§ **INSTRUCTIONS TO FOLLOW**:
Could you copy the records below exactly, leaving out any pictures they include?
── THE INPUT
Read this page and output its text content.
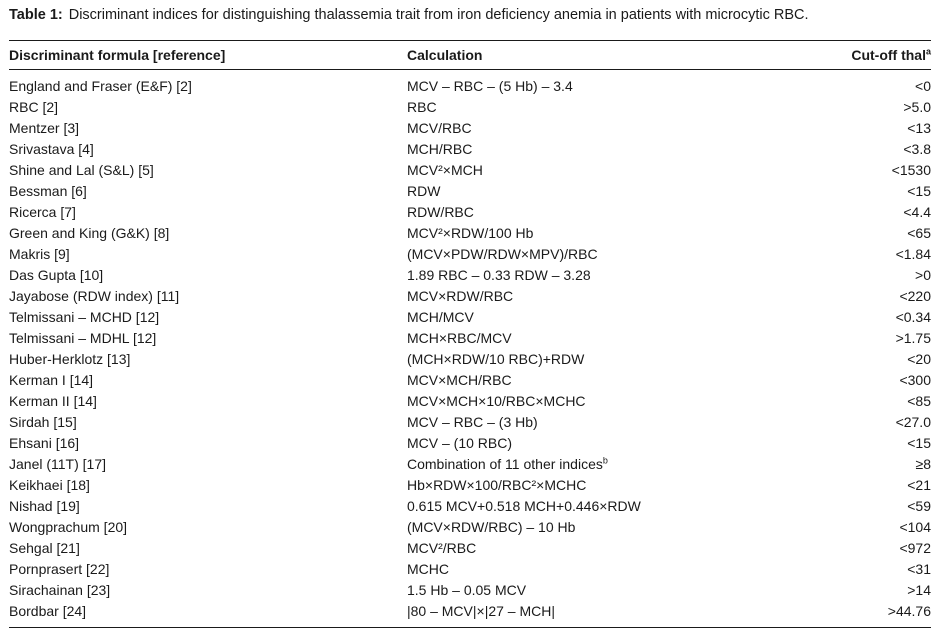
Table 1: Discriminant indices for distinguishing thalassemia trait from iron deficiency anemia in patients with microcytic RBC.
Discriminant formula [reference]	Calculation	Cut-off thal$^a$
England and Fraser (E&F) [2]	MCV – RBC – (5 Hb) – 3.4	<0
RBC [2]	RBC	>5.0
Mentzer [3]	MCV/RBC	<13
Srivastava [4]	MCH/RBC	<3.8
Shine and Lal (S&L) [5]	MCV²×MCH	<1530
Bessman [6]	RDW	<15
Ricerca [7]	RDW/RBC	<4.4
Green and King (G&K) [8]	MCV²×RDW/100 Hb	<65
Makris [9]	(MCV×PDW/RDW×MPV)/RBC	<1.84
Das Gupta [10]	1.89 RBC – 0.33 RDW – 3.28	>0
Jayabose (RDW index) [11]	MCV×RDW/RBC	<220
Telmissani – MCHD [12]	MCH/MCV	<0.34
Telmissani – MDHL [12]	MCH×RBC/MCV	>1.75
Huber-Herklotz [13]	(MCH×RDW/10 RBC)+RDW	<20
Kerman I [14]	MCV×MCH/RBC	<300
Kerman II [14]	MCV×MCH×10/RBC×MCHC	<85
Sirdah [15]	MCV – RBC – (3 Hb)	<27.0
Ehsani [16]	MCV – (10 RBC)	<15
Janel (11T) [17]	Combination of 11 other indices$^b$	≥8
Keikhaei [18]	Hb×RDW×100/RBC²×MCHC	<21
Nishad [19]	0.615 MCV+0.518 MCH+0.446×RDW	<59
Wongprachum [20]	(MCV×RDW/RBC) – 10 Hb	<104
Sehgal [21]	MCV²/RBC	<972
Pornprasert [22]	MCHC	<31
Sirachainan [23]	1.5 Hb – 0.05 MCV	>14
Bordbar [24]	|80 – MCV|×|27 – MCH|	>44.76
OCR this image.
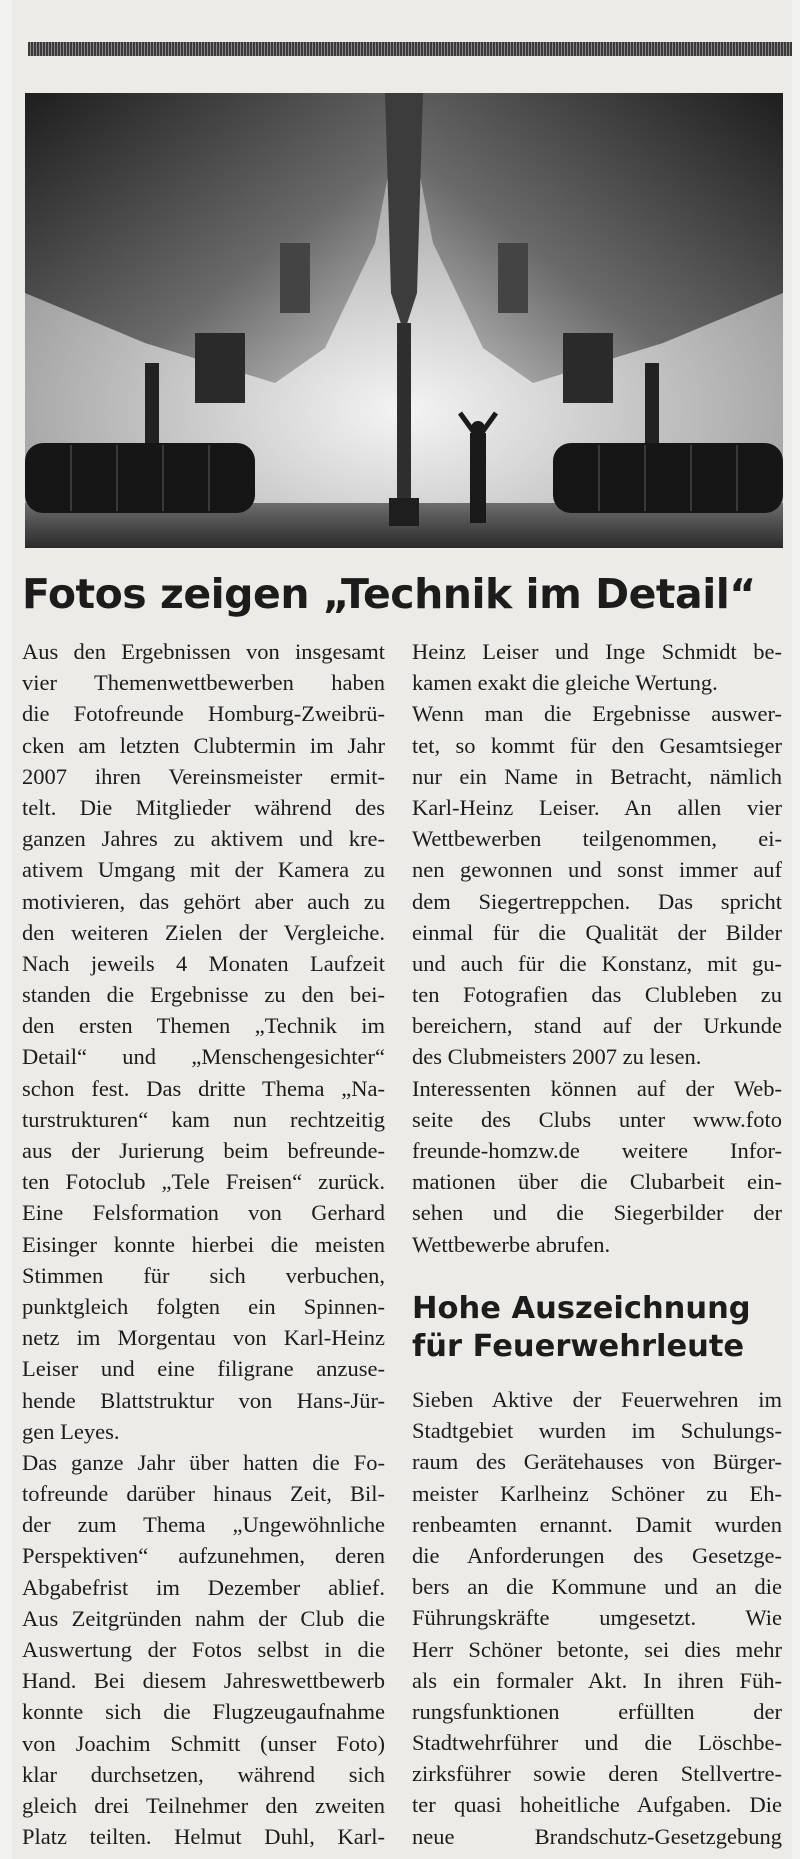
Fotos zeigen „Technik im Detail“
Aus den Ergebnissen von insgesamt
vier Themenwettbewerben haben
die Fotofreunde Homburg-Zweibrü-
cken am letzten Clubtermin im Jahr
2007 ihren Vereinsmeister ermit-
telt. Die Mitglieder während des
ganzen Jahres zu aktivem und kre-
ativem Umgang mit der Kamera zu
motivieren, das gehört aber auch zu
den weiteren Zielen der Vergleiche.
Nach jeweils 4 Monaten Laufzeit
standen die Ergebnisse zu den bei-
den ersten Themen „Technik im
Detail“ und „Menschengesichter“
schon fest. Das dritte Thema „Na-
turstrukturen“ kam nun rechtzeitig
aus der Jurierung beim befreunde-
ten Fotoclub „Tele Freisen“ zurück.
Eine Felsformation von Gerhard
Eisinger konnte hierbei die meisten
Stimmen für sich verbuchen,
punktgleich folgten ein Spinnen-
netz im Morgentau von Karl-Heinz
Leiser und eine filigrane anzuse-
hende Blattstruktur von Hans-Jür-
gen Leyes.
Das ganze Jahr über hatten die Fo-
tofreunde darüber hinaus Zeit, Bil-
der zum Thema „Ungewöhnliche
Perspektiven“ aufzunehmen, deren
Abgabefrist im Dezember ablief.
Aus Zeitgründen nahm der Club die
Auswertung der Fotos selbst in die
Hand. Bei diesem Jahreswettbewerb
konnte sich die Flugzeugaufnahme
von Joachim Schmitt (unser Foto)
klar durchsetzen, während sich
gleich drei Teilnehmer den zweiten
Platz teilten. Helmut Duhl, Karl-
Heinz Leiser und Inge Schmidt be-
kamen exakt die gleiche Wertung.
Wenn man die Ergebnisse auswer-
tet, so kommt für den Gesamtsieger
nur ein Name in Betracht, nämlich
Karl-Heinz Leiser. An allen vier
Wettbewerben teilgenommen, ei-
nen gewonnen und sonst immer auf
dem Siegertreppchen. Das spricht
einmal für die Qualität der Bilder
und auch für die Konstanz, mit gu-
ten Fotografien das Clubleben zu
bereichern, stand auf der Urkunde
des Clubmeisters 2007 zu lesen.
Interessenten können auf der Web-
seite des Clubs unter www.foto
freunde-homzw.de weitere Infor-
mationen über die Clubarbeit ein-
sehen und die Siegerbilder der
Wettbewerbe abrufen.
Hohe Auszeichnung
für Feuerwehrleute
Sieben Aktive der Feuerwehren im
Stadtgebiet wurden im Schulungs-
raum des Gerätehauses von Bürger-
meister Karlheinz Schöner zu Eh-
renbeamten ernannt. Damit wurden
die Anforderungen des Gesetzge-
bers an die Kommune und an die
Führungskräfte umgesetzt. Wie
Herr Schöner betonte, sei dies mehr
als ein formaler Akt. In ihren Füh-
rungsfunktionen erfüllten der
Stadtwehrführer und die Löschbe-
zirksführer sowie deren Stellvertre-
ter quasi hoheitliche Aufgaben. Die
neue Brandschutz-Gesetzgebung
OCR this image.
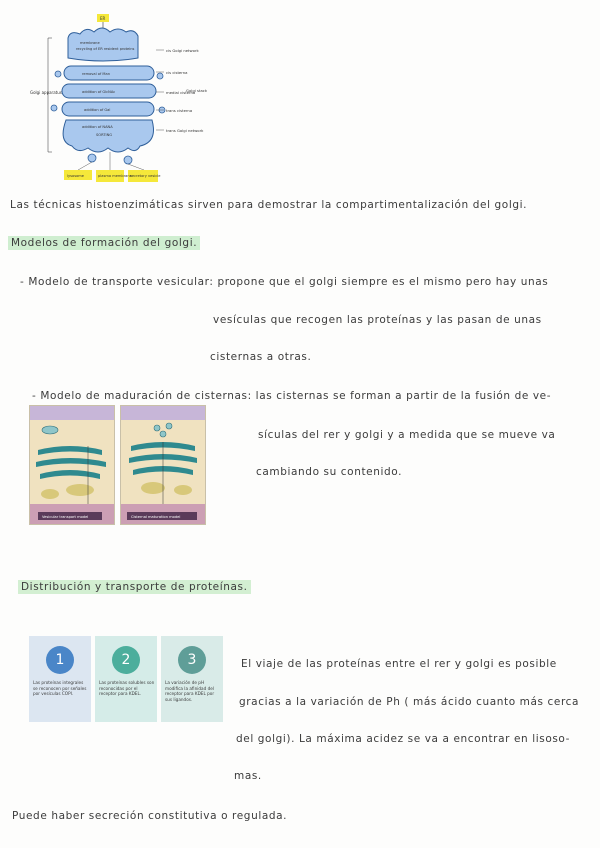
membrane
recycling of ER resident proteins
removal of Man
addition of GlcNAc
addition of Gal
addition of NANA
SORTING
Golgi apparatus
cis Golgi network
cis cisterna
Golgi stack
medial cisterna
trans cisterna
trans Golgi network
lysosome	plasma membrane
secretory vesicle
ER
Las técnicas histoenzimáticas sirven para demostrar la compartimentalización del golgi.
Modelos de formación del golgi.
- Modelo de transporte vesicular: propone que el golgi siempre es el mismo pero hay unas
vesículas que recogen las proteínas y las pasan de unas
cisternas a otras.
- Modelo de maduración de cisternas: las cisternas se forman a partir de la fusión de ve-
sículas del rer y golgi y a medida que se mueve va
cambiando su contenido.
Vesicular transport model	Cisternal maturation model
Distribución y transporte de proteínas.
1
Las proteínas integrales se reconocen por señales por vesículas COPI.
2
Las proteínas solubles son reconocidas por el receptor para KDEL.
3
La variación de pH modifica la afinidad del receptor para KDEL por sus ligandos.
El viaje de las proteínas entre el rer y golgi es posible
gracias a la variación de Ph ( más ácido cuanto más cerca
del golgi). La máxima acidez se va a encontrar en lisoso-
mas.
Puede haber secreción constitutiva o regulada.
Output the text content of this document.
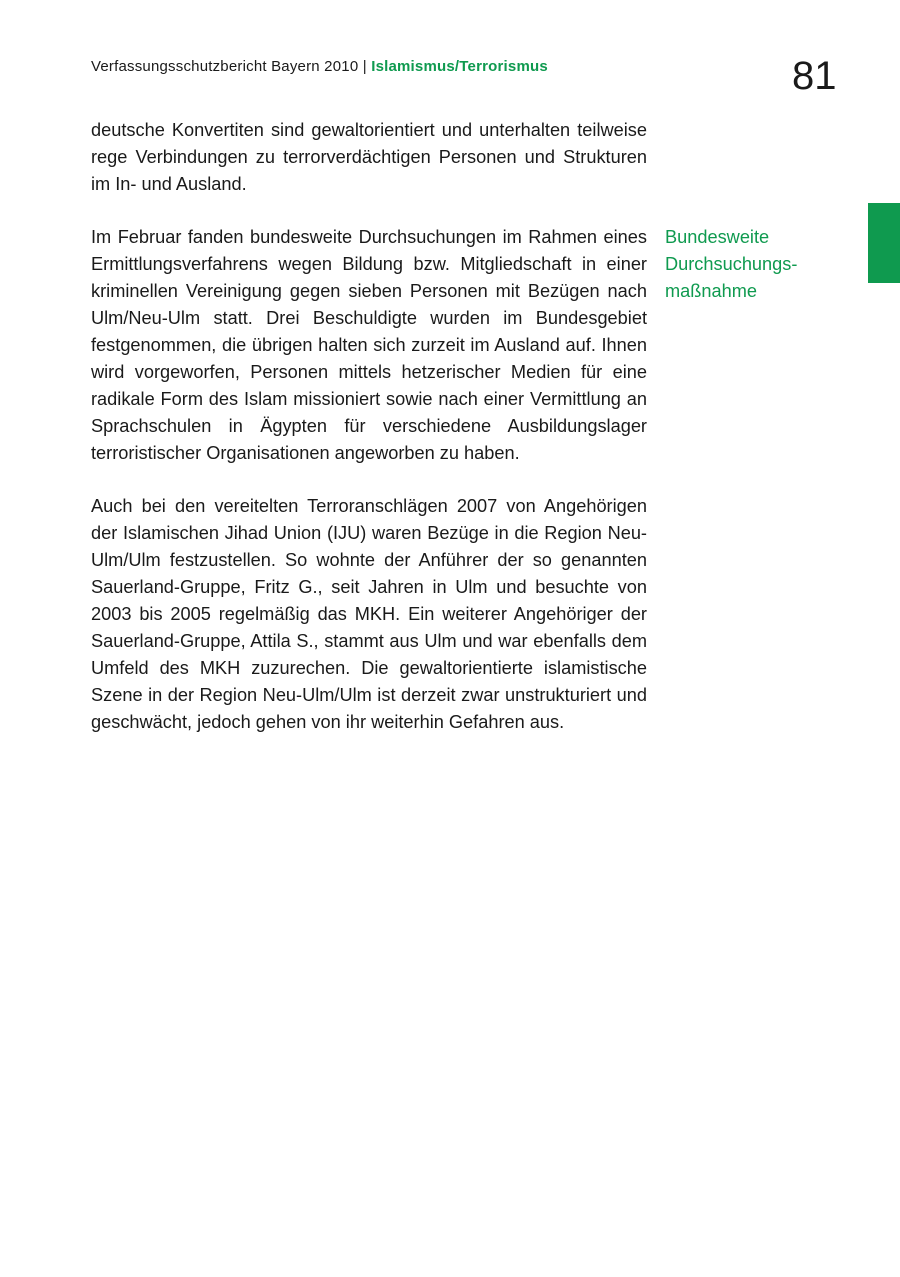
Verfassungsschutzbericht Bayern 2010 | Islamismus/Terrorismus	81

deutsche Konvertiten sind gewaltorientiert und unterhalten teilweise rege Verbindungen zu terrorverdächtigen Personen und Strukturen im In- und Ausland.

Im Februar fanden bundesweite Durchsuchungen im Rahmen eines Ermittlungsverfahrens wegen Bildung bzw. Mitgliedschaft in einer kriminellen Vereinigung gegen sieben Personen mit Bezügen nach Ulm/Neu-Ulm statt. Drei Beschuldigte wurden im Bundesgebiet festgenommen, die übrigen halten sich zurzeit im Ausland auf. Ihnen wird vorgeworfen, Personen mittels hetzerischer Medien für eine radikale Form des Islam missioniert sowie nach einer Vermittlung an Sprachschulen in Ägypten für verschiedene Ausbildungslager terroristischer Organisationen angeworben zu haben.

Auch bei den vereitelten Terroranschlägen 2007 von Angehörigen der Islamischen Jihad Union (IJU) waren Bezüge in die Region Neu-Ulm/Ulm festzustellen. So wohnte der Anführer der so genannten Sauerland-Gruppe, Fritz G., seit Jahren in Ulm und besuchte von 2003 bis 2005 regelmäßig das MKH. Ein weiterer Angehöriger der Sauerland-Gruppe, Attila S., stammt aus Ulm und war ebenfalls dem Umfeld des MKH zuzurechen. Die gewaltorientierte islamistische Szene in der Region Neu-Ulm/Ulm ist derzeit zwar unstrukturiert und geschwächt, jedoch gehen von ihr weiterhin Gefahren aus.

Bundesweite
Durchsuchungs-
maßnahme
────
§ **YOUR SOLUTION**:
Read this page and output its text content.
Table 1: Discriminant indices for distinguishing thalassemia trait from iron deficiency anemia in patients with microcytic RBC.
Discriminant formula [reference]	Calculation	Cut-off thal$^a$
England and Fraser (E&F) [2]	MCV – RBC – (5 Hb) – 3.4	<0
RBC [2]	RBC	>5.0
Mentzer [3]	MCV/RBC	<13
Srivastava [4]	MCH/RBC	<3.8
Shine and Lal (S&L) [5]	MCV²×MCH	<1530
Bessman [6]	RDW	<15
Ricerca [7]	RDW/RBC	<4.4
Green and King (G&K) [8]	MCV²×RDW/100 Hb	<65
Makris [9]	(MCV×PDW/RDW×MPV)/RBC	<1.84
Das Gupta [10]	1.89 RBC – 0.33 RDW – 3.28	>0
Jayabose (RDW index) [11]	MCV×RDW/RBC	<220
Telmissani – MCHD [12]	MCH/MCV	<0.34
Telmissani – MDHL [12]	MCH×RBC/MCV	>1.75
Huber-Herklotz [13]	(MCH×RDW/10 RBC)+RDW	<20
Kerman I [14]	MCV×MCH/RBC	<300
Kerman II [14]	MCV×MCH×10/RBC×MCHC	<85
Sirdah [15]	MCV – RBC – (3 Hb)	<27.0
Ehsani [16]	MCV – (10 RBC)	<15
Janel (11T) [17]	Combination of 11 other indices$^b$	≥8
Keikhaei [18]	Hb×RDW×100/RBC²×MCHC	<21
Nishad [19]	0.615 MCV+0.518 MCH+0.446×RDW	<59
Wongprachum [20]	(MCV×RDW/RBC) – 10 Hb	<104
Sehgal [21]	MCV²/RBC	<972
Pornprasert [22]	MCHC	<31
Sirachainan [23]	1.5 Hb – 0.05 MCV	>14
Bordbar [24]	|80 – MCV|×|27 – MCH|	>44.76
OCR this image.
Fotos zeigen „Technik im Detail“
Aus den Ergebnissen von insgesamt
vier Themenwettbewerben haben
die Fotofreunde Homburg-Zweibrü-
cken am letzten Clubtermin im Jahr
2007 ihren Vereinsmeister ermit-
telt. Die Mitglieder während des
ganzen Jahres zu aktivem und kre-
ativem Umgang mit der Kamera zu
motivieren, das gehört aber auch zu
den weiteren Zielen der Vergleiche.
Nach jeweils 4 Monaten Laufzeit
standen die Ergebnisse zu den bei-
den ersten Themen „Technik im
Detail“ und „Menschengesichter“
schon fest. Das dritte Thema „Na-
turstrukturen“ kam nun rechtzeitig
aus der Jurierung beim befreunde-
ten Fotoclub „Tele Freisen“ zurück.
Eine Felsformation von Gerhard
Eisinger konnte hierbei die meisten
Stimmen für sich verbuchen,
punktgleich folgten ein Spinnen-
netz im Morgentau von Karl-Heinz
Leiser und eine filigrane anzuse-
hende Blattstruktur von Hans-Jür-
gen Leyes.
Das ganze Jahr über hatten die Fo-
tofreunde darüber hinaus Zeit, Bil-
der zum Thema „Ungewöhnliche
Perspektiven“ aufzunehmen, deren
Abgabefrist im Dezember ablief.
Aus Zeitgründen nahm der Club die
Auswertung der Fotos selbst in die
Hand. Bei diesem Jahreswettbewerb
konnte sich die Flugzeugaufnahme
von Joachim Schmitt (unser Foto)
klar durchsetzen, während sich
gleich drei Teilnehmer den zweiten
Platz teilten. Helmut Duhl, Karl-
Heinz Leiser und Inge Schmidt be-
kamen exakt die gleiche Wertung.
Wenn man die Ergebnisse auswer-
tet, so kommt für den Gesamtsieger
nur ein Name in Betracht, nämlich
Karl-Heinz Leiser. An allen vier
Wettbewerben teilgenommen, ei-
nen gewonnen und sonst immer auf
dem Siegertreppchen. Das spricht
einmal für die Qualität der Bilder
und auch für die Konstanz, mit gu-
ten Fotografien das Clubleben zu
bereichern, stand auf der Urkunde
des Clubmeisters 2007 zu lesen.
Interessenten können auf der Web-
seite des Clubs unter www.foto
freunde-homzw.de weitere Infor-
mationen über die Clubarbeit ein-
sehen und die Siegerbilder der
Wettbewerbe abrufen.
Hohe Auszeichnung
für Feuerwehrleute
Sieben Aktive der Feuerwehren im
Stadtgebiet wurden im Schulungs-
raum des Gerätehauses von Bürger-
meister Karlheinz Schöner zu Eh-
renbeamten ernannt. Damit wurden
die Anforderungen des Gesetzge-
bers an die Kommune und an die
Führungskräfte umgesetzt. Wie
Herr Schöner betonte, sei dies mehr
als ein formaler Akt. In ihren Füh-
rungsfunktionen erfüllten der
Stadtwehrführer und die Löschbe-
zirksführer sowie deren Stellvertre-
ter quasi hoheitliche Aufgaben. Die
neue Brandschutz-Gesetzgebung
OCR this image.
membrane
recycling of ER resident proteins
removal of Man
addition of GlcNAc
addition of Gal
addition of NANA
SORTING
Golgi apparatus
cis Golgi network
cis cisterna
Golgi stack
medial cisterna
trans cisterna
trans Golgi network
lysosome	plasma membrane
secretory vesicle
ER
Las técnicas histoenzimáticas sirven para demostrar la compartimentalización del golgi.
Modelos de formación del golgi.
- Modelo de transporte vesicular: propone que el golgi siempre es el mismo pero hay unas
vesículas que recogen las proteínas y las pasan de unas
cisternas a otras.
- Modelo de maduración de cisternas: las cisternas se forman a partir de la fusión de ve-
sículas del rer y golgi y a medida que se mueve va
cambiando su contenido.
Vesicular transport model	Cisternal maturation model
Distribución y transporte de proteínas.
1
Las proteínas integrales se reconocen por señales por vesículas COPI.
2
Las proteínas solubles son reconocidas por el receptor para KDEL.
3
La variación de pH modifica la afinidad del receptor para KDEL por sus ligandos.
El viaje de las proteínas entre el rer y golgi es posible
gracias a la variación de Ph ( más ácido cuanto más cerca
del golgi). La máxima acidez se va a encontrar en lisoso-
mas.
Puede haber secreción constitutiva o regulada.
Output the text content of this document.
Verfassungsschutzbericht Bayern 2010 | Islamismus/Terrorismus	81

deutsche Konvertiten sind gewaltorientiert und unterhalten teilweise rege Verbindungen zu terrorverdächtigen Personen und Strukturen im In- und Ausland.

Im Februar fanden bundesweite Durchsuchungen im Rahmen eines Ermittlungsverfahrens wegen Bildung bzw. Mitgliedschaft in einer kriminellen Vereinigung gegen sieben Personen mit Bezügen nach Ulm/Neu-Ulm statt. Drei Beschuldigte wurden im Bundesgebiet festgenommen, die übrigen halten sich zurzeit im Ausland auf. Ihnen wird vorgeworfen, Personen mittels hetzerischer Medien für eine radikale Form des Islam missioniert sowie nach einer Vermittlung an Sprachschulen in Ägypten für verschiedene Ausbildungslager terroristischer Organisationen angeworben zu haben.

Auch bei den vereitelten Terroranschlägen 2007 von Angehörigen der Islamischen Jihad Union (IJU) waren Bezüge in die Region Neu-Ulm/Ulm festzustellen. So wohnte der Anführer der so genannten Sauerland-Gruppe, Fritz G., seit Jahren in Ulm und besuchte von 2003 bis 2005 regelmäßig das MKH. Ein weiterer Angehöriger der Sauerland-Gruppe, Attila S., stammt aus Ulm und war ebenfalls dem Umfeld des MKH zuzurechen. Die gewaltorientierte islamistische Szene in der Region Neu-Ulm/Ulm ist derzeit zwar unstrukturiert und geschwächt, jedoch gehen von ihr weiterhin Gefahren aus.

Bundesweite
Durchsuchungs-
maßnahme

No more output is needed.